→ **Exercise requirements**: In the material below, find the line with "Transcribe this image's"; set down that line and every line after it to the end, exactly, without pictures.

Dataset items

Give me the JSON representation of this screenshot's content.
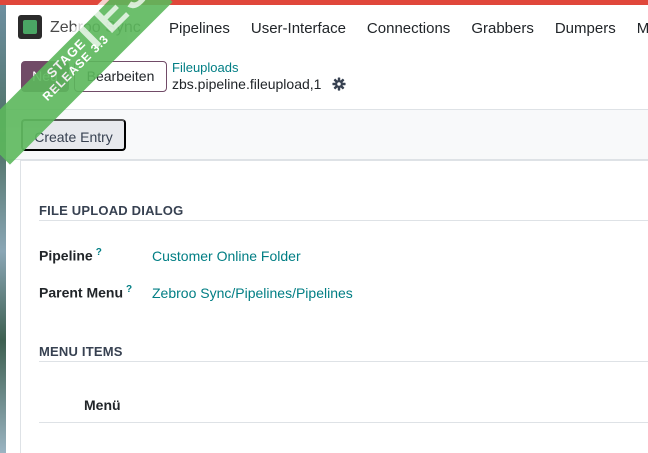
{
  "navbar": {
    "app_name": "Zebroo Sync",
    "menu_items": [
      "Pipelines",
      "User-Interface",
      "Connections",
      "Grabbers",
      "Dumpers",
      "Ma"
    ]
  },
  "control_panel": {
    "new_label": "Neu",
    "edit_label": "Bearbeiten",
    "breadcrumb_parent": "Fileuploads",
    "breadcrumb_current": "zbs.pipeline.fileupload,1"
  },
  "statusbar": {
    "create_entry_label": "Create Entry"
  },
  "form": {
    "section1_title": "FILE UPLOAD DIALOG",
    "fields": [
      {
        "label": "Pipeline",
        "help": "?",
        "value": "Customer Online Folder"
      },
      {
        "label": "Parent Menu",
        "help": "?",
        "value": "Zebroo Sync/Pipelines/Pipelines"
      }
    ],
    "section2_title": "MENU ITEMS",
    "menu_items_column": "Menü"
  },
  "ribbon": {
    "line1": "STAGE",
    "line2": "RELEASE 3.3",
    "watermark": "TEST"
  },
  "colors": {
    "topstrip": "#e0473b",
    "ribbon": "#5cb85c",
    "link": "#017e84",
    "primary": "#714b67"
  }
}
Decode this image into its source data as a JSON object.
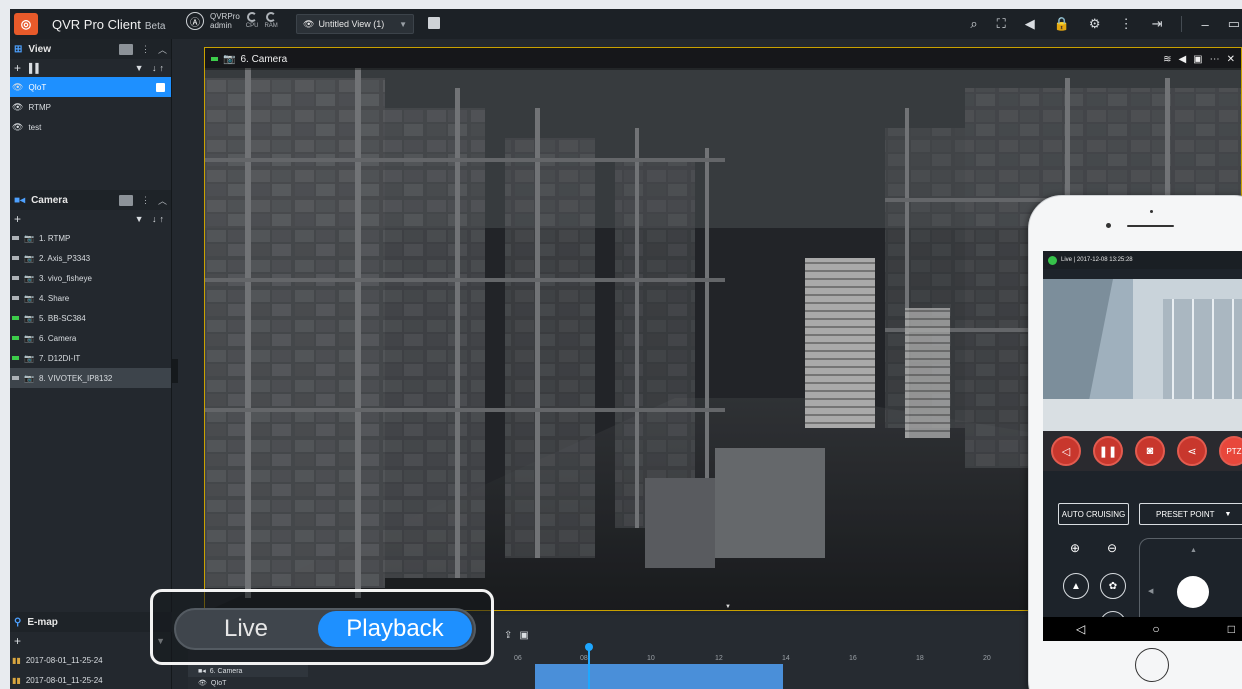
{
  "app": {
    "title": "QVR Pro Client",
    "beta": "Beta"
  },
  "user": {
    "server": "QVRPro",
    "name": "admin",
    "cpu_label": "CPU",
    "ram_label": "RAM"
  },
  "view_select": {
    "value": "Untitled View (1)"
  },
  "sidebar": {
    "view_panel": {
      "title": "View",
      "items": [
        {
          "label": "QIoT",
          "selected": true
        },
        {
          "label": "RTMP"
        },
        {
          "label": "test"
        }
      ]
    },
    "camera_panel": {
      "title": "Camera",
      "items": [
        {
          "label": "1. RTMP",
          "status": "gray"
        },
        {
          "label": "2. Axis_P3343",
          "status": "gray"
        },
        {
          "label": "3. vivo_fisheye",
          "status": "gray"
        },
        {
          "label": "4. Share",
          "status": "gray"
        },
        {
          "label": "5. BB-SC384",
          "status": "green"
        },
        {
          "label": "6. Camera",
          "status": "green"
        },
        {
          "label": "7. D12DI-IT",
          "status": "green"
        },
        {
          "label": "8. VIVOTEK_IP8132",
          "status": "gray",
          "selected": true
        }
      ]
    },
    "emap_panel": {
      "title": "E-map",
      "items": [
        {
          "label": "2017-08-01_11-25-24"
        },
        {
          "label": "2017-08-01_11-25-24"
        }
      ]
    }
  },
  "video": {
    "channel_title": "6. Camera"
  },
  "mode_toggle": {
    "live": "Live",
    "playback": "Playback",
    "active": "playback"
  },
  "timeline": {
    "ticks": [
      "06",
      "08",
      "10",
      "12",
      "14",
      "16",
      "18",
      "20"
    ],
    "rows": [
      "6. Camera",
      "QIoT"
    ]
  },
  "phone": {
    "status": "Live | 2017-12-08 13:25:28",
    "buttons": {
      "auto_cruising": "AUTO CRUISING",
      "preset_point": "PRESET POINT",
      "ptz": "PTZ"
    }
  },
  "colors": {
    "accent": "#1e90ff",
    "frame_border": "#c9a100",
    "control_red": "#c8372d"
  }
}
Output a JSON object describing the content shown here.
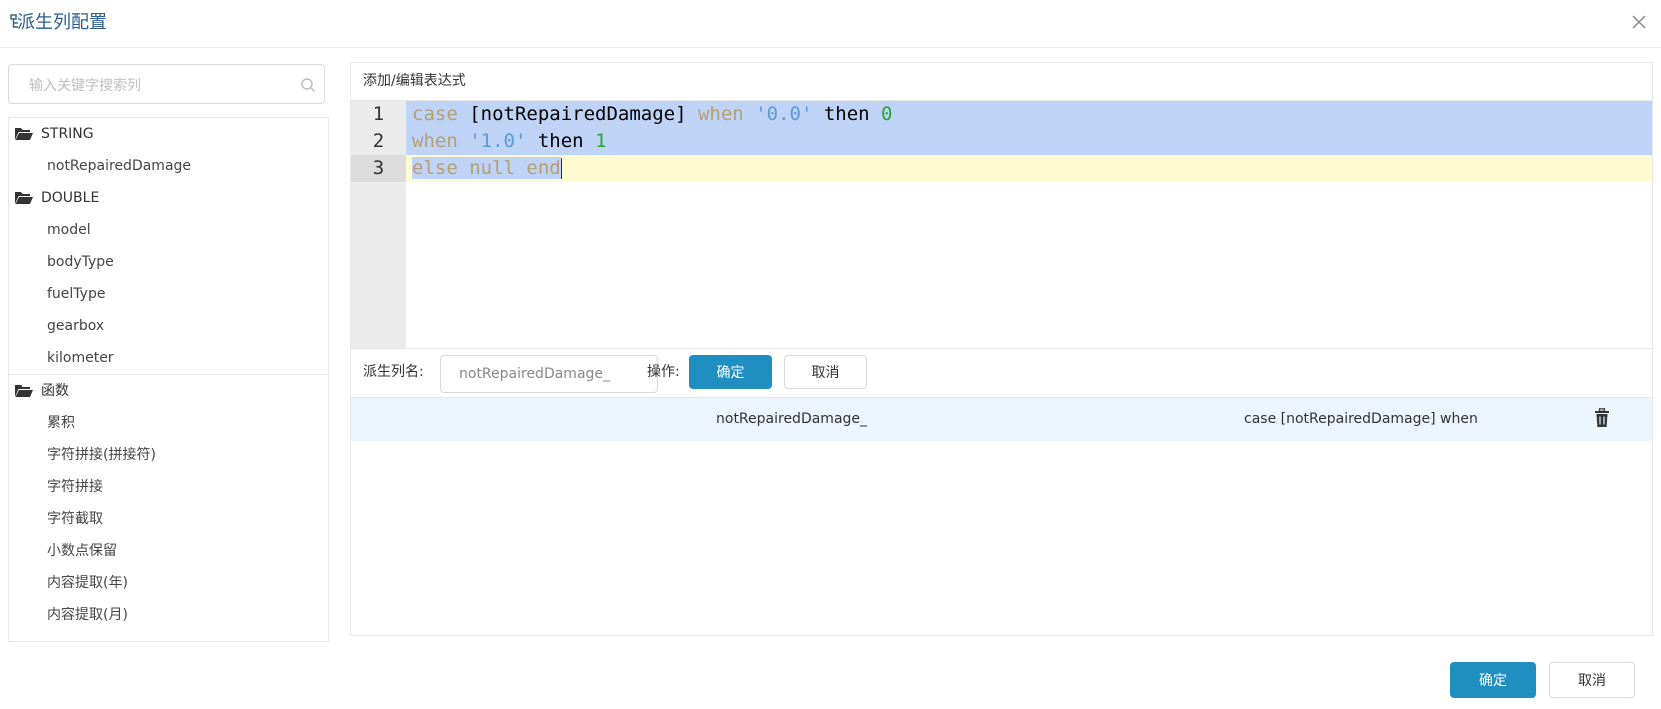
{
  "dialog": {
    "title": "派生列配置"
  },
  "search": {
    "placeholder": "输入关键字搜索列"
  },
  "tree": {
    "groups": [
      {
        "label": "STRING",
        "items": [
          "notRepairedDamage"
        ]
      },
      {
        "label": "DOUBLE",
        "items": [
          "model",
          "bodyType",
          "fuelType",
          "gearbox",
          "kilometer"
        ]
      },
      {
        "label": "函数",
        "items": [
          "累积",
          "字符拼接(拼接符)",
          "字符拼接",
          "字符截取",
          "小数点保留",
          "内容提取(年)",
          "内容提取(月)"
        ]
      }
    ]
  },
  "editor": {
    "title": "添加/编辑表达式",
    "line_numbers": [
      "1",
      "2",
      "3"
    ],
    "tokens": {
      "l1_case": "case",
      "l1_col": " [notRepairedDamage] ",
      "l1_when": "when",
      "l1_sp1": " ",
      "l1_str": "'0.0'",
      "l1_then": " then ",
      "l1_num": "0",
      "l2_when": "when",
      "l2_sp1": " ",
      "l2_str": "'1.0'",
      "l2_then": " then ",
      "l2_num": "1",
      "l3_code": "else null end"
    }
  },
  "form": {
    "name_label": "派生列名:",
    "name_value": "notRepairedDamage_",
    "op_label": "操作:",
    "confirm": "确定",
    "cancel": "取消"
  },
  "results": [
    {
      "name": "notRepairedDamage_",
      "expression": "case [notRepairedDamage] when"
    }
  ],
  "footer": {
    "confirm": "确定",
    "cancel": "取消"
  },
  "colors": {
    "primary": "#1f8fc2",
    "title": "#2a5d8f",
    "selection": "#bfd3f7",
    "active_line": "#fffbd1",
    "row_highlight": "#ecf4fd"
  }
}
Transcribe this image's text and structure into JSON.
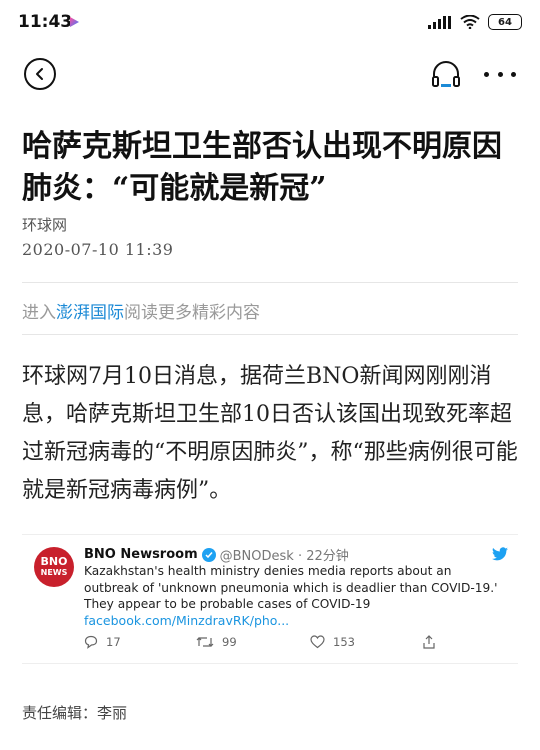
{
  "status_bar": {
    "time": "11:43",
    "battery": "64"
  },
  "article": {
    "title": "哈萨克斯坦卫生部否认出现不明原因肺炎：“可能就是新冠”",
    "source": "环球网",
    "datetime": "2020-07-10  11:39",
    "promo_prefix": "进入",
    "promo_brand": "澎湃国际",
    "promo_suffix": "阅读更多精彩内容",
    "body": "环球网7月10日消息，据荷兰BNO新闻网刚刚消息，哈萨克斯坦卫生部10日否认该国出现致死率超过新冠病毒的“不明原因肺炎”，称“那些病例很可能就是新冠病毒病例”。",
    "editor": "责任编辑：李丽"
  },
  "tweet": {
    "avatar_line1": "BNO",
    "avatar_line2": "NEWS",
    "name": "BNO Newsroom",
    "handle": "@BNODesk · 22分钟",
    "text": "Kazakhstan's health ministry denies media reports about an outbreak of 'unknown pneumonia which is deadlier than COVID-19.' They appear to be probable cases of COVID-19",
    "link": "facebook.com/MinzdravRK/pho...",
    "replies": "17",
    "retweets": "99",
    "likes": "153"
  },
  "colors": {
    "accent_link": "#1c8ad6",
    "twitter_blue": "#1da1f2",
    "bno_red": "#c8202c"
  }
}
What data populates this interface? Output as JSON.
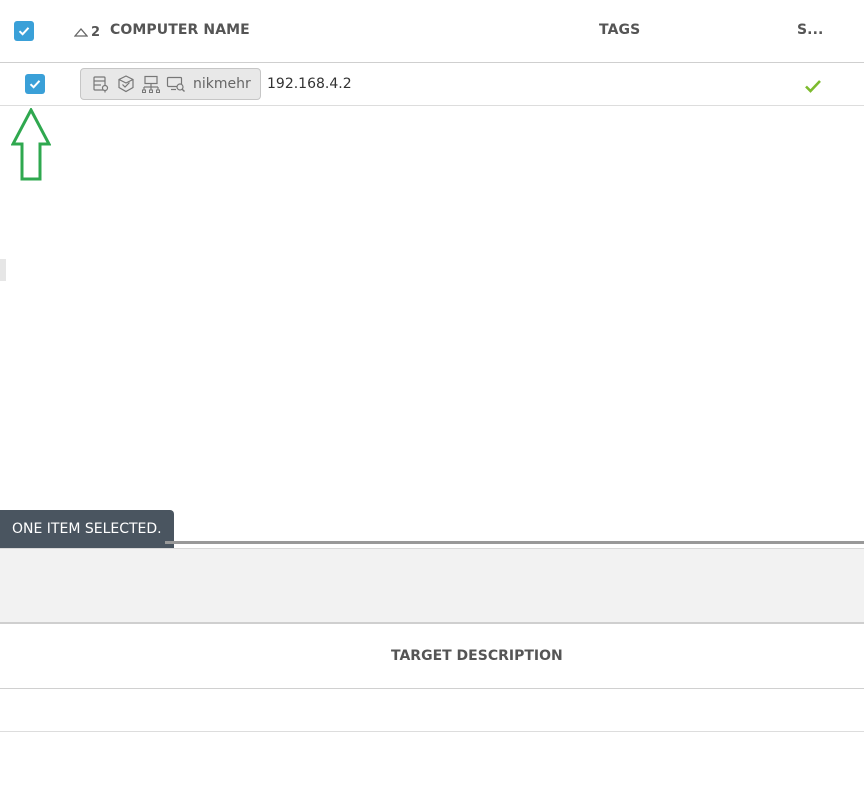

→ **Result of this exercise**:
Transcribe this image's text and structure into JSON.
{
  "status_bar": {
    "time": "11:43",
    "battery": "64"
  },
  "article": {
    "title": "哈萨克斯坦卫生部否认出现不明原因肺炎：“可能就是新冠”",
    "source": "环球网",
    "datetime": "2020-07-10  11:39",
    "promo_prefix": "进入",
    "promo_brand": "澎湃国际",
    "promo_suffix": "阅读更多精彩内容",
    "body": "环球网7月10日消息，据荷兰BNO新闻网刚刚消息，哈萨克斯坦卫生部10日否认该国出现致死率超过新冠病毒的“不明原因肺炎”，称“那些病例很可能就是新冠病毒病例”。",
    "editor": "责任编辑：李丽"
  },
  "tweet": {
    "avatar_line1": "BNO",
    "avatar_line2": "NEWS",
    "name": "BNO Newsroom",
    "handle": "@BNODesk · 22分钟",
    "text": "Kazakhstan's health ministry denies media reports about an outbreak of 'unknown pneumonia which is deadlier than COVID-19.' They appear to be probable cases of COVID-19",
    "link": "facebook.com/MinzdravRK/pho...",
    "replies": "17",
    "retweets": "99",
    "likes": "153"
  },
  "colors": {
    "accent_link": "#1c8ad6",
    "twitter_blue": "#1da1f2",
    "bno_red": "#c8202c"
  }
}
What data populates this interface? Output as JSON.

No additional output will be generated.